▶ [Stored records]:
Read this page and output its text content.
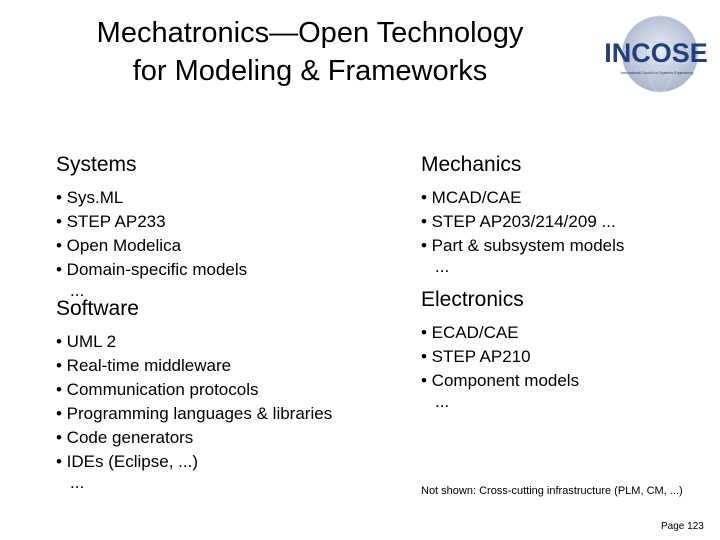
Mechatronics—Open Technology
for Modeling & Frameworks
INCOSE
International Council on Systems Engineering
Systems
• Sys.ML
• STEP AP233
• Open Modelica
• Domain-specific models
...
Software
• UML 2
• Real-time middleware
• Communication protocols
• Programming languages & libraries
• Code generators
• IDEs (Eclipse, ...)
...
Mechanics
• MCAD/CAE
• STEP AP203/214/209 ...
• Part & subsystem models
...
Electronics
• ECAD/CAE
• STEP AP210
• Component models
...
Not shown: Cross-cutting infrastructure (PLM, CM, ...)
Page 123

▶ [Exercise description]:
Transcribe every record above exactly, leaving out the pictures.

▶ [Task answer]:
Read this page and output its text content.
Mechatronics—Open Technology
for Modeling & Frameworks
INCOSE
International Council on Systems Engineering
Systems
• Sys.ML
• STEP AP233
• Open Modelica
• Domain-specific models
...
Software
• UML 2
• Real-time middleware
• Communication protocols
• Programming languages & libraries
• Code generators
• IDEs (Eclipse, ...)
...
Mechanics
• MCAD/CAE
• STEP AP203/214/209 ...
• Part & subsystem models
...
Electronics
• ECAD/CAE
• STEP AP210
• Component models
...
Not shown: Cross-cutting infrastructure (PLM, CM, ...)
Page 123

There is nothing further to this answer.